What the exercise asks: Everything in the listing should be restated word for word.

Given data:
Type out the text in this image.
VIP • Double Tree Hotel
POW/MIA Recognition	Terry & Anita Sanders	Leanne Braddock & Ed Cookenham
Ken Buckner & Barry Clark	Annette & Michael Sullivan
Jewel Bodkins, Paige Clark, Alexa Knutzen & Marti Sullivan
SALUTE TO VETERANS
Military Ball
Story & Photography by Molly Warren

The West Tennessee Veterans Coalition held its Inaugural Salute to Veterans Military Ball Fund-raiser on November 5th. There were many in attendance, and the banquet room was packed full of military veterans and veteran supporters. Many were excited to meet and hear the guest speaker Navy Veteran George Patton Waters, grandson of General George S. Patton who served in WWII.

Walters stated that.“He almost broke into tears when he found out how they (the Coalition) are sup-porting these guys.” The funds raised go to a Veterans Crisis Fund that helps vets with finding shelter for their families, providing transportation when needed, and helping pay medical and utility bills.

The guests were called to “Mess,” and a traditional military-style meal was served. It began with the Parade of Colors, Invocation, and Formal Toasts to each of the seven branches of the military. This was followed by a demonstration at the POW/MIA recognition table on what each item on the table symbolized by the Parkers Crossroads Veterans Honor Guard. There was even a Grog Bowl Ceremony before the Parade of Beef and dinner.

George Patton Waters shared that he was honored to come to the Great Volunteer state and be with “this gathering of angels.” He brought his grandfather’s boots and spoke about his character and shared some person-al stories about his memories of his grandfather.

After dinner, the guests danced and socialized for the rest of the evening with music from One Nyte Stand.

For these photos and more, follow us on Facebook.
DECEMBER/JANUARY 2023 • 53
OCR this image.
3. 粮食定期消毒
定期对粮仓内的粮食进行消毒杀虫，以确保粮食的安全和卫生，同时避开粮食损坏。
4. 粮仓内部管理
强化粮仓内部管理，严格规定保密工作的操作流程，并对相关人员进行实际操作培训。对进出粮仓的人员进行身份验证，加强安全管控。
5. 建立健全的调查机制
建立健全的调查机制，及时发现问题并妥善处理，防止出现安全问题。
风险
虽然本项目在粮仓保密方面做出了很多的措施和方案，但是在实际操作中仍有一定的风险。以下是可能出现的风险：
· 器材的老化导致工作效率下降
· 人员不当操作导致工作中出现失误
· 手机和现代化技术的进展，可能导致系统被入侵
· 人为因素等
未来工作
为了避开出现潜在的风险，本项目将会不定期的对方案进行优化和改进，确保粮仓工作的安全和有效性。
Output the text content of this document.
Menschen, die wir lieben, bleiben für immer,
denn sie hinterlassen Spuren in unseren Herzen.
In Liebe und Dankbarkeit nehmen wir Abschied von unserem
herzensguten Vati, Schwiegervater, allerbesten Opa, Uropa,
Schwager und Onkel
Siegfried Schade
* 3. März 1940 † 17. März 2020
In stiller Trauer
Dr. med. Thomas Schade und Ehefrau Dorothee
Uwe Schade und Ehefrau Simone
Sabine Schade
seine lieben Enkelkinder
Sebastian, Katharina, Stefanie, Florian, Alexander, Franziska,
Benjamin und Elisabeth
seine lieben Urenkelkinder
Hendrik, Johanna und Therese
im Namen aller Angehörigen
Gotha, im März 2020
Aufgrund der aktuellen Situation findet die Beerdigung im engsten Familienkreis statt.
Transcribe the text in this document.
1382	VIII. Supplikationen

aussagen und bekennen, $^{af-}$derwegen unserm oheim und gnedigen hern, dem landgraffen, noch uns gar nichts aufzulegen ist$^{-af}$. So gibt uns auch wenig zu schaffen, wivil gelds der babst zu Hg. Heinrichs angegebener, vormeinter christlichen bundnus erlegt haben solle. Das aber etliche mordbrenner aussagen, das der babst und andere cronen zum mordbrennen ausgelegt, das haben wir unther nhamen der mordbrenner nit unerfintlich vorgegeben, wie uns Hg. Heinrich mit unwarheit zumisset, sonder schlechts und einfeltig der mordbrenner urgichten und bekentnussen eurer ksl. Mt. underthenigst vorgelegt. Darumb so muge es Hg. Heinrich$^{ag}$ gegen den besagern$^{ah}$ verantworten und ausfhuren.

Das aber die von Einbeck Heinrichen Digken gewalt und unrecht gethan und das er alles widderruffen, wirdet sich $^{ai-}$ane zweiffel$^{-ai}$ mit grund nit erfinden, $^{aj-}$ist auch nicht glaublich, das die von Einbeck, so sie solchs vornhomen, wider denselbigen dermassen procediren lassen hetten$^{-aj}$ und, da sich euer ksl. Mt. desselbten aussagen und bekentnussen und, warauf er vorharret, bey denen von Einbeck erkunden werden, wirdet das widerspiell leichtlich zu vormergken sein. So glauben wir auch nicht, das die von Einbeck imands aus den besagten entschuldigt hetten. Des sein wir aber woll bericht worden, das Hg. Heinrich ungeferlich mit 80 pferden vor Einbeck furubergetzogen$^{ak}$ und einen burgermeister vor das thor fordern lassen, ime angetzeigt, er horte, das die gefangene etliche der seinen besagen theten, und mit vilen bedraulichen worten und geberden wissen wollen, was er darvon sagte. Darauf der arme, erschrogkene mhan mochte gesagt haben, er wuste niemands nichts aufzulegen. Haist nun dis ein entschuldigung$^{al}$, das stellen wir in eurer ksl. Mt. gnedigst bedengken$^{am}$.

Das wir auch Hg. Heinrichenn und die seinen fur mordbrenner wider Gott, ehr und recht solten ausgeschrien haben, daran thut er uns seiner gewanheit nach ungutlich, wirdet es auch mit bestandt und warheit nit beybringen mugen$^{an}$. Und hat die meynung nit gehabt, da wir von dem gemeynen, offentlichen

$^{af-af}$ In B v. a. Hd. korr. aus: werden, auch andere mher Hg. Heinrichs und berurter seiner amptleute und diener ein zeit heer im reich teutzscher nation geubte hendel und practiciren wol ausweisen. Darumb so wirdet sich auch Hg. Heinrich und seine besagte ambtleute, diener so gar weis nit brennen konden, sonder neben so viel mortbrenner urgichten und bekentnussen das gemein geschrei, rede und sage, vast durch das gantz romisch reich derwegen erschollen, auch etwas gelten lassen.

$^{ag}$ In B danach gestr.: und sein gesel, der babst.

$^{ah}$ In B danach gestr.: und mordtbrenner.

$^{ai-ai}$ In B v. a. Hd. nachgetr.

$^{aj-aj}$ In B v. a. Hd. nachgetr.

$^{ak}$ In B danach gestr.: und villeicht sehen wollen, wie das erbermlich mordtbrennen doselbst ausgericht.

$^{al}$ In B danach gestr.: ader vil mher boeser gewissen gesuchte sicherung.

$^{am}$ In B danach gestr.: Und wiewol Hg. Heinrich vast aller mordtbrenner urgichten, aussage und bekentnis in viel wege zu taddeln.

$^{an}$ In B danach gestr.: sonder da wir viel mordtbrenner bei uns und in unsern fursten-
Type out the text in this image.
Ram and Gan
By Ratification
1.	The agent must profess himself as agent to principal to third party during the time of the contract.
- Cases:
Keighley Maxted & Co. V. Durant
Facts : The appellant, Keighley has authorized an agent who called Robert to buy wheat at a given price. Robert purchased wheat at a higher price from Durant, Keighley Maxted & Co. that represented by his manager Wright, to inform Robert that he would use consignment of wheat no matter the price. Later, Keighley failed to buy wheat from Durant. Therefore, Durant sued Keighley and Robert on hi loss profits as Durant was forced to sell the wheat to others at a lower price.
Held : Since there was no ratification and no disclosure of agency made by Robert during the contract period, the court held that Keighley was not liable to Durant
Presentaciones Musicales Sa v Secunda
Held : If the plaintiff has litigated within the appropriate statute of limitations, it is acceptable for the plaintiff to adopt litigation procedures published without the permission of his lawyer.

Written reply:
Type out the text in this image.
VIP • Double Tree Hotel
POW/MIA Recognition	Terry & Anita Sanders	Leanne Braddock & Ed Cookenham
Ken Buckner & Barry Clark	Annette & Michael Sullivan
Jewel Bodkins, Paige Clark, Alexa Knutzen & Marti Sullivan
SALUTE TO VETERANS
Military Ball
Story & Photography by Molly Warren

The West Tennessee Veterans Coalition held its Inaugural Salute to Veterans Military Ball Fund-raiser on November 5th. There were many in attendance, and the banquet room was packed full of military veterans and veteran supporters. Many were excited to meet and hear the guest speaker Navy Veteran George Patton Waters, grandson of General George S. Patton who served in WWII.

Walters stated that.“He almost broke into tears when he found out how they (the Coalition) are sup-porting these guys.” The funds raised go to a Veterans Crisis Fund that helps vets with finding shelter for their families, providing transportation when needed, and helping pay medical and utility bills.

The guests were called to “Mess,” and a traditional military-style meal was served. It began with the Parade of Colors, Invocation, and Formal Toasts to each of the seven branches of the military. This was followed by a demonstration at the POW/MIA recognition table on what each item on the table symbolized by the Parkers Crossroads Veterans Honor Guard. There was even a Grog Bowl Ceremony before the Parade of Beef and dinner.

George Patton Waters shared that he was honored to come to the Great Volunteer state and be with “this gathering of angels.” He brought his grandfather’s boots and spoke about his character and shared some person-al stories about his memories of his grandfather.

After dinner, the guests danced and socialized for the rest of the evening with music from One Nyte Stand.

For these photos and more, follow us on Facebook.
DECEMBER/JANUARY 2023 • 53
OCR this image.
3. 粮食定期消毒
定期对粮仓内的粮食进行消毒杀虫，以确保粮食的安全和卫生，同时避开粮食损坏。
4. 粮仓内部管理
强化粮仓内部管理，严格规定保密工作的操作流程，并对相关人员进行实际操作培训。对进出粮仓的人员进行身份验证，加强安全管控。
5. 建立健全的调查机制
建立健全的调查机制，及时发现问题并妥善处理，防止出现安全问题。
风险
虽然本项目在粮仓保密方面做出了很多的措施和方案，但是在实际操作中仍有一定的风险。以下是可能出现的风险：
· 器材的老化导致工作效率下降
· 人员不当操作导致工作中出现失误
· 手机和现代化技术的进展，可能导致系统被入侵
· 人为因素等
未来工作
为了避开出现潜在的风险，本项目将会不定期的对方案进行优化和改进，确保粮仓工作的安全和有效性。
Output the text content of this document.
Menschen, die wir lieben, bleiben für immer,
denn sie hinterlassen Spuren in unseren Herzen.
In Liebe und Dankbarkeit nehmen wir Abschied von unserem
herzensguten Vati, Schwiegervater, allerbesten Opa, Uropa,
Schwager und Onkel
Siegfried Schade
* 3. März 1940 † 17. März 2020
In stiller Trauer
Dr. med. Thomas Schade und Ehefrau Dorothee
Uwe Schade und Ehefrau Simone
Sabine Schade
seine lieben Enkelkinder
Sebastian, Katharina, Stefanie, Florian, Alexander, Franziska,
Benjamin und Elisabeth
seine lieben Urenkelkinder
Hendrik, Johanna und Therese
im Namen aller Angehörigen
Gotha, im März 2020
Aufgrund der aktuellen Situation findet die Beerdigung im engsten Familienkreis statt.
Transcribe the text in this document.
1382	VIII. Supplikationen

aussagen und bekennen, $^{af-}$derwegen unserm oheim und gnedigen hern, dem landgraffen, noch uns gar nichts aufzulegen ist$^{-af}$. So gibt uns auch wenig zu schaffen, wivil gelds der babst zu Hg. Heinrichs angegebener, vormeinter christlichen bundnus erlegt haben solle. Das aber etliche mordbrenner aussagen, das der babst und andere cronen zum mordbrennen ausgelegt, das haben wir unther nhamen der mordbrenner nit unerfintlich vorgegeben, wie uns Hg. Heinrich mit unwarheit zumisset, sonder schlechts und einfeltig der mordbrenner urgichten und bekentnussen eurer ksl. Mt. underthenigst vorgelegt. Darumb so muge es Hg. Heinrich$^{ag}$ gegen den besagern$^{ah}$ verantworten und ausfhuren.

Das aber die von Einbeck Heinrichen Digken gewalt und unrecht gethan und das er alles widderruffen, wirdet sich $^{ai-}$ane zweiffel$^{-ai}$ mit grund nit erfinden, $^{aj-}$ist auch nicht glaublich, das die von Einbeck, so sie solchs vornhomen, wider denselbigen dermassen procediren lassen hetten$^{-aj}$ und, da sich euer ksl. Mt. desselbten aussagen und bekentnussen und, warauf er vorharret, bey denen von Einbeck erkunden werden, wirdet das widerspiell leichtlich zu vormergken sein. So glauben wir auch nicht, das die von Einbeck imands aus den besagten entschuldigt hetten. Des sein wir aber woll bericht worden, das Hg. Heinrich ungeferlich mit 80 pferden vor Einbeck furubergetzogen$^{ak}$ und einen burgermeister vor das thor fordern lassen, ime angetzeigt, er horte, das die gefangene etliche der seinen besagen theten, und mit vilen bedraulichen worten und geberden wissen wollen, was er darvon sagte. Darauf der arme, erschrogkene mhan mochte gesagt haben, er wuste niemands nichts aufzulegen. Haist nun dis ein entschuldigung$^{al}$, das stellen wir in eurer ksl. Mt. gnedigst bedengken$^{am}$.

Das wir auch Hg. Heinrichenn und die seinen fur mordbrenner wider Gott, ehr und recht solten ausgeschrien haben, daran thut er uns seiner gewanheit nach ungutlich, wirdet es auch mit bestandt und warheit nit beybringen mugen$^{an}$. Und hat die meynung nit gehabt, da wir von dem gemeynen, offentlichen

$^{af-af}$ In B v. a. Hd. korr. aus: werden, auch andere mher Hg. Heinrichs und berurter seiner amptleute und diener ein zeit heer im reich teutzscher nation geubte hendel und practiciren wol ausweisen. Darumb so wirdet sich auch Hg. Heinrich und seine besagte ambtleute, diener so gar weis nit brennen konden, sonder neben so viel mortbrenner urgichten und bekentnussen das gemein geschrei, rede und sage, vast durch das gantz romisch reich derwegen erschollen, auch etwas gelten lassen.

$^{ag}$ In B danach gestr.: und sein gesel, der babst.

$^{ah}$ In B danach gestr.: und mordtbrenner.

$^{ai-ai}$ In B v. a. Hd. nachgetr.

$^{aj-aj}$ In B v. a. Hd. nachgetr.

$^{ak}$ In B danach gestr.: und villeicht sehen wollen, wie das erbermlich mordtbrennen doselbst ausgericht.

$^{al}$ In B danach gestr.: ader vil mher boeser gewissen gesuchte sicherung.

$^{am}$ In B danach gestr.: Und wiewol Hg. Heinrich vast aller mordtbrenner urgichten, aussage und bekentnis in viel wege zu taddeln.

$^{an}$ In B danach gestr.: sonder da wir viel mordtbrenner bei uns und in unsern fursten-
Type out the text in this image.
Ram and Gan
By Ratification
1.	The agent must profess himself as agent to principal to third party during the time of the contract.
- Cases:
Keighley Maxted & Co. V. Durant
Facts : The appellant, Keighley has authorized an agent who called Robert to buy wheat at a given price. Robert purchased wheat at a higher price from Durant, Keighley Maxted & Co. that represented by his manager Wright, to inform Robert that he would use consignment of wheat no matter the price. Later, Keighley failed to buy wheat from Durant. Therefore, Durant sued Keighley and Robert on hi loss profits as Durant was forced to sell the wheat to others at a lower price.
Held : Since there was no ratification and no disclosure of agency made by Robert during the contract period, the court held that Keighley was not liable to Durant
Presentaciones Musicales Sa v Secunda
Held : If the plaintiff has litigated within the appropriate statute of limitations, it is acceptable for the plaintiff to adopt litigation procedures published without the permission of his lawyer.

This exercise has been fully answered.